Rows:
┌──
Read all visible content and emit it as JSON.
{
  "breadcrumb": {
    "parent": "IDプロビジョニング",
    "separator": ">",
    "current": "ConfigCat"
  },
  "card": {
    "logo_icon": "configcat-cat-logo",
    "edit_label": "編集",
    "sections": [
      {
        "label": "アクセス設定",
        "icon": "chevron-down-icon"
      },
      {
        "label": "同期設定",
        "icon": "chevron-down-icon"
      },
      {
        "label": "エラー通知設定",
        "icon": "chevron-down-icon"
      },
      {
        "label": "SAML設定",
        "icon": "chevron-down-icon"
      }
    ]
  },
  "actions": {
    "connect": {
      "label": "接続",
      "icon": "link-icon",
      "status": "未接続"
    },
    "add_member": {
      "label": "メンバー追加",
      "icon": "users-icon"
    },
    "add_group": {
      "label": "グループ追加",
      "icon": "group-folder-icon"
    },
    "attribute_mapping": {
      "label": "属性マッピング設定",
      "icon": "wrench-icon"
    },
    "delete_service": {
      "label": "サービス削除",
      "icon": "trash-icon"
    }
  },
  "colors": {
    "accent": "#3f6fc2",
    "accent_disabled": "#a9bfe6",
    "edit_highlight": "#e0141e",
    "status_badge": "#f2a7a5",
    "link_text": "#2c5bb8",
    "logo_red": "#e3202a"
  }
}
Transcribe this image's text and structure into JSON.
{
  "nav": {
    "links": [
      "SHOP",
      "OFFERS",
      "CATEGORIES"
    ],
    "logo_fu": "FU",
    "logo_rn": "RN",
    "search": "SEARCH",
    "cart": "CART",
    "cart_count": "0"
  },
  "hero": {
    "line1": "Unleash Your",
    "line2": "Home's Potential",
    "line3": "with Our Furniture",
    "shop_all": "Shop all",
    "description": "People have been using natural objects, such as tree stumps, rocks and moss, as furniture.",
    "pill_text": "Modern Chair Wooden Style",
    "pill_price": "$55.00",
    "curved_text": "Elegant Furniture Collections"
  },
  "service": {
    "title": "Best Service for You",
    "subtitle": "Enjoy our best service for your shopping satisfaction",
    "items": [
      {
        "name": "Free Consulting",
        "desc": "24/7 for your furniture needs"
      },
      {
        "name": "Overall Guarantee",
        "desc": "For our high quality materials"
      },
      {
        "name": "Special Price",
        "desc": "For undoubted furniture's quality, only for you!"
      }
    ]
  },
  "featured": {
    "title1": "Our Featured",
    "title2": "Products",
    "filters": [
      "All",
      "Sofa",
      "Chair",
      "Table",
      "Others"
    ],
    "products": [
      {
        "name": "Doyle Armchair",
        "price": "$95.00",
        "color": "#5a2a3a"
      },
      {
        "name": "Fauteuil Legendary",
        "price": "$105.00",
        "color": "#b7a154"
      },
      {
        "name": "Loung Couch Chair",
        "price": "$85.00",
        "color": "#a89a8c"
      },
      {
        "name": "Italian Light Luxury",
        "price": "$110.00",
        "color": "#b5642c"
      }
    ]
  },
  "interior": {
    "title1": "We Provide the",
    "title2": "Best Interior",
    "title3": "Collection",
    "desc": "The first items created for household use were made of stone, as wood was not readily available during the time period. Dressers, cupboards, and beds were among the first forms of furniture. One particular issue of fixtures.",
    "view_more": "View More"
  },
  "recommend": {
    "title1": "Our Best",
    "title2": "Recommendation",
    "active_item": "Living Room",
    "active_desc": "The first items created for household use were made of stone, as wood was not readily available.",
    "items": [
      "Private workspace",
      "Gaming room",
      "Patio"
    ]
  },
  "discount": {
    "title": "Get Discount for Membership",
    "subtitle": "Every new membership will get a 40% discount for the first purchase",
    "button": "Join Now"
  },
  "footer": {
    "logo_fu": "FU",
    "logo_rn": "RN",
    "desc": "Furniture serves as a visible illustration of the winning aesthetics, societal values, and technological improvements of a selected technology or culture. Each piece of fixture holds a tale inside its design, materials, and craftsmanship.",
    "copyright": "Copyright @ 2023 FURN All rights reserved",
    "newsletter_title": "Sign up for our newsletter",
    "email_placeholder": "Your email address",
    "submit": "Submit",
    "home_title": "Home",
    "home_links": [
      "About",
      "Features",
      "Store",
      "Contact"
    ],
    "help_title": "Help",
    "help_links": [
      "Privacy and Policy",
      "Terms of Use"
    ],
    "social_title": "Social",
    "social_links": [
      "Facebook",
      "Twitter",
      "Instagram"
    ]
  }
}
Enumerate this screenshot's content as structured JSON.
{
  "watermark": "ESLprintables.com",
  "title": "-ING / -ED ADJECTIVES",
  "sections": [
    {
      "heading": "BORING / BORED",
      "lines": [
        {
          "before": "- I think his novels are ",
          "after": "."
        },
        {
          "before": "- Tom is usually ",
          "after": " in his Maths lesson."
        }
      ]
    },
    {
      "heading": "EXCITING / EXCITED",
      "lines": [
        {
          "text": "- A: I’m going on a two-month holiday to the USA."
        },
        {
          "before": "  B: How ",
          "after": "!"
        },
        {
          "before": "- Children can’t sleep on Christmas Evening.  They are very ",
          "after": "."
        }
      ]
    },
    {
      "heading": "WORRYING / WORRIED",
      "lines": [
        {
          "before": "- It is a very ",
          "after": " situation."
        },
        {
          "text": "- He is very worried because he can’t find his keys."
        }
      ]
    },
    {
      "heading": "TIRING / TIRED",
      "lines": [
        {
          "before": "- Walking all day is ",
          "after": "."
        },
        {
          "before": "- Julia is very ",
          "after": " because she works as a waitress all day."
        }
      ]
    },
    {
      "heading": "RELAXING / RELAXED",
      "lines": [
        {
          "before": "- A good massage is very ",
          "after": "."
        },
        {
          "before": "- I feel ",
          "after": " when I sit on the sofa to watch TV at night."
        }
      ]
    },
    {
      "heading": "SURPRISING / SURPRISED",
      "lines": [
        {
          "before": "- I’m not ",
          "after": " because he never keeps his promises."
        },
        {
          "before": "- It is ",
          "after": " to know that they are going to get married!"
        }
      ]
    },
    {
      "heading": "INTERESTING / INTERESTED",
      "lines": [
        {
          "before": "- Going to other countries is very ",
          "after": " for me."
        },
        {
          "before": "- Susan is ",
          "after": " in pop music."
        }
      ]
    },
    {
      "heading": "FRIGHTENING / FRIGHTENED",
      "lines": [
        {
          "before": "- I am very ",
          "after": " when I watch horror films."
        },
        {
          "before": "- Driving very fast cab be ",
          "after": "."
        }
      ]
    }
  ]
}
└──
Give back all the records exactly as they stand.

Read all visible content and emit it as JSON.
{
  "breadcrumb": {
    "parent": "IDプロビジョニング",
    "separator": ">",
    "current": "ConfigCat"
  },
  "card": {
    "logo_icon": "configcat-cat-logo",
    "edit_label": "編集",
    "sections": [
      {
        "label": "アクセス設定",
        "icon": "chevron-down-icon"
      },
      {
        "label": "同期設定",
        "icon": "chevron-down-icon"
      },
      {
        "label": "エラー通知設定",
        "icon": "chevron-down-icon"
      },
      {
        "label": "SAML設定",
        "icon": "chevron-down-icon"
      }
    ]
  },
  "actions": {
    "connect": {
      "label": "接続",
      "icon": "link-icon",
      "status": "未接続"
    },
    "add_member": {
      "label": "メンバー追加",
      "icon": "users-icon"
    },
    "add_group": {
      "label": "グループ追加",
      "icon": "group-folder-icon"
    },
    "attribute_mapping": {
      "label": "属性マッピング設定",
      "icon": "wrench-icon"
    },
    "delete_service": {
      "label": "サービス削除",
      "icon": "trash-icon"
    }
  },
  "colors": {
    "accent": "#3f6fc2",
    "accent_disabled": "#a9bfe6",
    "edit_highlight": "#e0141e",
    "status_badge": "#f2a7a5",
    "link_text": "#2c5bb8",
    "logo_red": "#e3202a"
  }
}
Transcribe this image's text and structure into JSON.
{
  "nav": {
    "links": [
      "SHOP",
      "OFFERS",
      "CATEGORIES"
    ],
    "logo_fu": "FU",
    "logo_rn": "RN",
    "search": "SEARCH",
    "cart": "CART",
    "cart_count": "0"
  },
  "hero": {
    "line1": "Unleash Your",
    "line2": "Home's Potential",
    "line3": "with Our Furniture",
    "shop_all": "Shop all",
    "description": "People have been using natural objects, such as tree stumps, rocks and moss, as furniture.",
    "pill_text": "Modern Chair Wooden Style",
    "pill_price": "$55.00",
    "curved_text": "Elegant Furniture Collections"
  },
  "service": {
    "title": "Best Service for You",
    "subtitle": "Enjoy our best service for your shopping satisfaction",
    "items": [
      {
        "name": "Free Consulting",
        "desc": "24/7 for your furniture needs"
      },
      {
        "name": "Overall Guarantee",
        "desc": "For our high quality materials"
      },
      {
        "name": "Special Price",
        "desc": "For undoubted furniture's quality, only for you!"
      }
    ]
  },
  "featured": {
    "title1": "Our Featured",
    "title2": "Products",
    "filters": [
      "All",
      "Sofa",
      "Chair",
      "Table",
      "Others"
    ],
    "products": [
      {
        "name": "Doyle Armchair",
        "price": "$95.00",
        "color": "#5a2a3a"
      },
      {
        "name": "Fauteuil Legendary",
        "price": "$105.00",
        "color": "#b7a154"
      },
      {
        "name": "Loung Couch Chair",
        "price": "$85.00",
        "color": "#a89a8c"
      },
      {
        "name": "Italian Light Luxury",
        "price": "$110.00",
        "color": "#b5642c"
      }
    ]
  },
  "interior": {
    "title1": "We Provide the",
    "title2": "Best Interior",
    "title3": "Collection",
    "desc": "The first items created for household use were made of stone, as wood was not readily available during the time period. Dressers, cupboards, and beds were among the first forms of furniture. One particular issue of fixtures.",
    "view_more": "View More"
  },
  "recommend": {
    "title1": "Our Best",
    "title2": "Recommendation",
    "active_item": "Living Room",
    "active_desc": "The first items created for household use were made of stone, as wood was not readily available.",
    "items": [
      "Private workspace",
      "Gaming room",
      "Patio"
    ]
  },
  "discount": {
    "title": "Get Discount for Membership",
    "subtitle": "Every new membership will get a 40% discount for the first purchase",
    "button": "Join Now"
  },
  "footer": {
    "logo_fu": "FU",
    "logo_rn": "RN",
    "desc": "Furniture serves as a visible illustration of the winning aesthetics, societal values, and technological improvements of a selected technology or culture. Each piece of fixture holds a tale inside its design, materials, and craftsmanship.",
    "copyright": "Copyright @ 2023 FURN All rights reserved",
    "newsletter_title": "Sign up for our newsletter",
    "email_placeholder": "Your email address",
    "submit": "Submit",
    "home_title": "Home",
    "home_links": [
      "About",
      "Features",
      "Store",
      "Contact"
    ],
    "help_title": "Help",
    "help_links": [
      "Privacy and Policy",
      "Terms of Use"
    ],
    "social_title": "Social",
    "social_links": [
      "Facebook",
      "Twitter",
      "Instagram"
    ]
  }
}
Enumerate this screenshot's content as structured JSON.
{
  "watermark": "ESLprintables.com",
  "title": "-ING / -ED ADJECTIVES",
  "sections": [
    {
      "heading": "BORING / BORED",
      "lines": [
        {
          "before": "- I think his novels are ",
          "after": "."
        },
        {
          "before": "- Tom is usually ",
          "after": " in his Maths lesson."
        }
      ]
    },
    {
      "heading": "EXCITING / EXCITED",
      "lines": [
        {
          "text": "- A: I’m going on a two-month holiday to the USA."
        },
        {
          "before": "  B: How ",
          "after": "!"
        },
        {
          "before": "- Children can’t sleep on Christmas Evening.  They are very ",
          "after": "."
        }
      ]
    },
    {
      "heading": "WORRYING / WORRIED",
      "lines": [
        {
          "before": "- It is a very ",
          "after": " situation."
        },
        {
          "text": "- He is very worried because he can’t find his keys."
        }
      ]
    },
    {
      "heading": "TIRING / TIRED",
      "lines": [
        {
          "before": "- Walking all day is ",
          "after": "."
        },
        {
          "before": "- Julia is very ",
          "after": " because she works as a waitress all day."
        }
      ]
    },
    {
      "heading": "RELAXING / RELAXED",
      "lines": [
        {
          "before": "- A good massage is very ",
          "after": "."
        },
        {
          "before": "- I feel ",
          "after": " when I sit on the sofa to watch TV at night."
        }
      ]
    },
    {
      "heading": "SURPRISING / SURPRISED",
      "lines": [
        {
          "before": "- I’m not ",
          "after": " because he never keeps his promises."
        },
        {
          "before": "- It is ",
          "after": " to know that they are going to get married!"
        }
      ]
    },
    {
      "heading": "INTERESTING / INTERESTED",
      "lines": [
        {
          "before": "- Going to other countries is very ",
          "after": " for me."
        },
        {
          "before": "- Susan is ",
          "after": " in pop music."
        }
      ]
    },
    {
      "heading": "FRIGHTENING / FRIGHTENED",
      "lines": [
        {
          "before": "- I am very ",
          "after": " when I watch horror films."
        },
        {
          "before": "- Driving very fast cab be ",
          "after": "."
        }
      ]
    }
  ]
}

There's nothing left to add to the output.